• _Short task_: Extract all lines that hold the string "JSON".

==============================

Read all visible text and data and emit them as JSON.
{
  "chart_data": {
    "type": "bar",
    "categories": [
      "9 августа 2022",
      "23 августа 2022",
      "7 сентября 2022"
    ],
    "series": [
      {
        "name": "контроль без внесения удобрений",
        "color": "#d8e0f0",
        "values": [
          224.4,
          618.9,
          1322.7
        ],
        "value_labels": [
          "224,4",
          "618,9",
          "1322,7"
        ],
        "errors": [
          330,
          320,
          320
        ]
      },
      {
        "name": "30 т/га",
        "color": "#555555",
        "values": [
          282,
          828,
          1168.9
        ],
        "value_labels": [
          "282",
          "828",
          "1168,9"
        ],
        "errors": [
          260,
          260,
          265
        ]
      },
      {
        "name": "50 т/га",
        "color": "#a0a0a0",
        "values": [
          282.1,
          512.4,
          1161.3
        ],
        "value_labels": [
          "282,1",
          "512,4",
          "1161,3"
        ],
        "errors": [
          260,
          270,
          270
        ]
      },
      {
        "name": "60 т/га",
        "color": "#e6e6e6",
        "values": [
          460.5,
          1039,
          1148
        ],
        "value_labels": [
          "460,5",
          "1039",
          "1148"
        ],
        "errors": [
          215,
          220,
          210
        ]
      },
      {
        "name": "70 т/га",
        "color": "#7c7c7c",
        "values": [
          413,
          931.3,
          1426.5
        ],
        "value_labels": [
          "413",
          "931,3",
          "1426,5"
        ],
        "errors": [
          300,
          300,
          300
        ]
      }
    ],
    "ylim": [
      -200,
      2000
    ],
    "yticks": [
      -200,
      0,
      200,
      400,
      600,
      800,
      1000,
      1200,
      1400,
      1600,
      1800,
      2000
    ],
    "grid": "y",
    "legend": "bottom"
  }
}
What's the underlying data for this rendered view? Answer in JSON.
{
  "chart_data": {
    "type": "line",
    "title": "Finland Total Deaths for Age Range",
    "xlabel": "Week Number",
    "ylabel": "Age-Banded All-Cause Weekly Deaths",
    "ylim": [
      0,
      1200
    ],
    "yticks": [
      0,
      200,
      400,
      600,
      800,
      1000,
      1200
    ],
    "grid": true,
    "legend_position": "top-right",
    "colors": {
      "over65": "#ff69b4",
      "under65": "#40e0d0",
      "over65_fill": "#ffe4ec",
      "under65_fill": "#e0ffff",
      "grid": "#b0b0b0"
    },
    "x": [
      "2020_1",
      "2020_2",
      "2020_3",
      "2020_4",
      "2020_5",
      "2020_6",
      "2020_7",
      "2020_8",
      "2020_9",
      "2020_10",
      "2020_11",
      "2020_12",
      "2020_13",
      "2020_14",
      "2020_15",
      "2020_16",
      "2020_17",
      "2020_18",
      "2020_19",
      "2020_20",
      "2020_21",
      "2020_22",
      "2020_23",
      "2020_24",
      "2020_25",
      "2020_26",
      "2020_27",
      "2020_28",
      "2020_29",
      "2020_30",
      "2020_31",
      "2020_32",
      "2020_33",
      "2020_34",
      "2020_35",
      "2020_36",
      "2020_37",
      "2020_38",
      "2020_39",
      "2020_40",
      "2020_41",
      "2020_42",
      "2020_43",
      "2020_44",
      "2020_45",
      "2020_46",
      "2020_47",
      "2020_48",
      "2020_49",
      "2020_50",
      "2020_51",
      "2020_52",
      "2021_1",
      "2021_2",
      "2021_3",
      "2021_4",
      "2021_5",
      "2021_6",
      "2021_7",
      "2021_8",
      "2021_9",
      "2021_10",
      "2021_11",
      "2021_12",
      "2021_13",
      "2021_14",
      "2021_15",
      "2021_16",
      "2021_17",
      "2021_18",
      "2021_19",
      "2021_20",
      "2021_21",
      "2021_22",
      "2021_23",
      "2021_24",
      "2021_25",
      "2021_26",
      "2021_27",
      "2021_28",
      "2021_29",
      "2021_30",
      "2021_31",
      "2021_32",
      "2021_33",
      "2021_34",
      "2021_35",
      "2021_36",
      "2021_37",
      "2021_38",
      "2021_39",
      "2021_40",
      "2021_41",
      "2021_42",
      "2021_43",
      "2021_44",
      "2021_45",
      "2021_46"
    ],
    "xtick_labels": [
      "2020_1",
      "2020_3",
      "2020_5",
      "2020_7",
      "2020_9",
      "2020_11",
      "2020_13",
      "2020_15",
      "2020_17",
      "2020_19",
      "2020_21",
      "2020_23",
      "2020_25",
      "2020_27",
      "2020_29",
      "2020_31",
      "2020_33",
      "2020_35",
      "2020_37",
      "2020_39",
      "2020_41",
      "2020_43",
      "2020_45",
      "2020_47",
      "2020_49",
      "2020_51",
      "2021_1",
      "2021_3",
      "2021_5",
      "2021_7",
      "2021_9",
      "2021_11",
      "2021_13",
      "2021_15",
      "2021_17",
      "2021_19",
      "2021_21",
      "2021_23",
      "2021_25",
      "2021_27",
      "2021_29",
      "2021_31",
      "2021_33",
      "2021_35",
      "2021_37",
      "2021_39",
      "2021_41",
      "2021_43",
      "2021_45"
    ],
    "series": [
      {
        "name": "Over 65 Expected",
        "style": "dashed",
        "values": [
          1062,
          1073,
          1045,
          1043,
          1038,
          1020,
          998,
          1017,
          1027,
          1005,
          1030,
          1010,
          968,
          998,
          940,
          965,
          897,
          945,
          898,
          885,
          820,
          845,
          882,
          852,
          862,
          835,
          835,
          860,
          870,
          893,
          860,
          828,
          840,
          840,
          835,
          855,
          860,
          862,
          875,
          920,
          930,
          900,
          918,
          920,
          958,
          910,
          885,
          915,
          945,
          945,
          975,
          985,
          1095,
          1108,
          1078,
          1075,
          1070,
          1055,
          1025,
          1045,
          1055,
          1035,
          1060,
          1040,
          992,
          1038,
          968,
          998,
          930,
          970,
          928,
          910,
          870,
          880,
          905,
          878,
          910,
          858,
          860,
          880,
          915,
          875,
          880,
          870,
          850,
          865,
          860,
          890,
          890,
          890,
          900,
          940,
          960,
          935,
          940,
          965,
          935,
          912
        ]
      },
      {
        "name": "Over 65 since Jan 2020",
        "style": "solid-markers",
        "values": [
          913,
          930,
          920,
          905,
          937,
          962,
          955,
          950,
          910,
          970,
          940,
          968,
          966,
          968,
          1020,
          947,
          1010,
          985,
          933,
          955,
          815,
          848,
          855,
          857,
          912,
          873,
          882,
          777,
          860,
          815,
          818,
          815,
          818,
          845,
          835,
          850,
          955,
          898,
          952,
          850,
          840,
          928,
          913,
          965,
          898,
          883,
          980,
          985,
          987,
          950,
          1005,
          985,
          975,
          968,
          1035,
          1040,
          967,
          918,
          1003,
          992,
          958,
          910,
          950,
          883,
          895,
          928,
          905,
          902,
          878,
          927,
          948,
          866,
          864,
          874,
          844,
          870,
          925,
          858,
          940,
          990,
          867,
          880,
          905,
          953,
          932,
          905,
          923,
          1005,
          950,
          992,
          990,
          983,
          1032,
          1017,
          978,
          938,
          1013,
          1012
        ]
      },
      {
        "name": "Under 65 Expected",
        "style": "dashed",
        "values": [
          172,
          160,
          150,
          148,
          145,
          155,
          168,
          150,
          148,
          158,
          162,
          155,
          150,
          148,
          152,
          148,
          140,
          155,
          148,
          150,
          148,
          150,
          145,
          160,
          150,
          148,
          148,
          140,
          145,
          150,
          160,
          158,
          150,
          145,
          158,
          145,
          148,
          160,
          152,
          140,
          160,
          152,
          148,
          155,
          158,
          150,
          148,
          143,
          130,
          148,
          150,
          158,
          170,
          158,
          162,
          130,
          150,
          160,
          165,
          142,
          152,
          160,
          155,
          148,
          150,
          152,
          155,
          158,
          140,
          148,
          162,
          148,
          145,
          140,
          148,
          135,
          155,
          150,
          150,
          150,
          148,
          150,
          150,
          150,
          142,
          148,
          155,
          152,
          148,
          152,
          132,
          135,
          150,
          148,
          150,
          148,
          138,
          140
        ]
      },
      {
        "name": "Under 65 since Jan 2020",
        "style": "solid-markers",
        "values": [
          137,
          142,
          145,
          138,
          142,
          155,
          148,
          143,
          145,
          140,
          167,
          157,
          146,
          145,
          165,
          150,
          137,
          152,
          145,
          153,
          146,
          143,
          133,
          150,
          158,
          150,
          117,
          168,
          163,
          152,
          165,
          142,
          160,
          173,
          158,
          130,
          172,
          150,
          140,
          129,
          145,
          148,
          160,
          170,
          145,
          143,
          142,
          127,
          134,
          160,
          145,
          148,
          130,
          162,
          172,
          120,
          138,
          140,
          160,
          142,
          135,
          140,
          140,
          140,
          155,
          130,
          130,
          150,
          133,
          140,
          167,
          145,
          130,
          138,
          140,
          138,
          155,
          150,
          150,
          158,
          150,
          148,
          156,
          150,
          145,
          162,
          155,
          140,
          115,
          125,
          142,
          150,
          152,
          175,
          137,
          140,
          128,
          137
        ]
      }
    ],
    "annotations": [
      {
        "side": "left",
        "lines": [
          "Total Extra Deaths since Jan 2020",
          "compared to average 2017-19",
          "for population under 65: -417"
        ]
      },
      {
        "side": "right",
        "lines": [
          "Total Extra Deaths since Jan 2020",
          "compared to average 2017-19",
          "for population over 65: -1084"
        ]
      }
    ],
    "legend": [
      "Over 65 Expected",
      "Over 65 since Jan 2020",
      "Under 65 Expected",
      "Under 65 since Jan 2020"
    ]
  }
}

==============================

• _Output of the task_:
Read all visible text and data and emit them as JSON.
What's the underlying data for this rendered view? Answer in JSON.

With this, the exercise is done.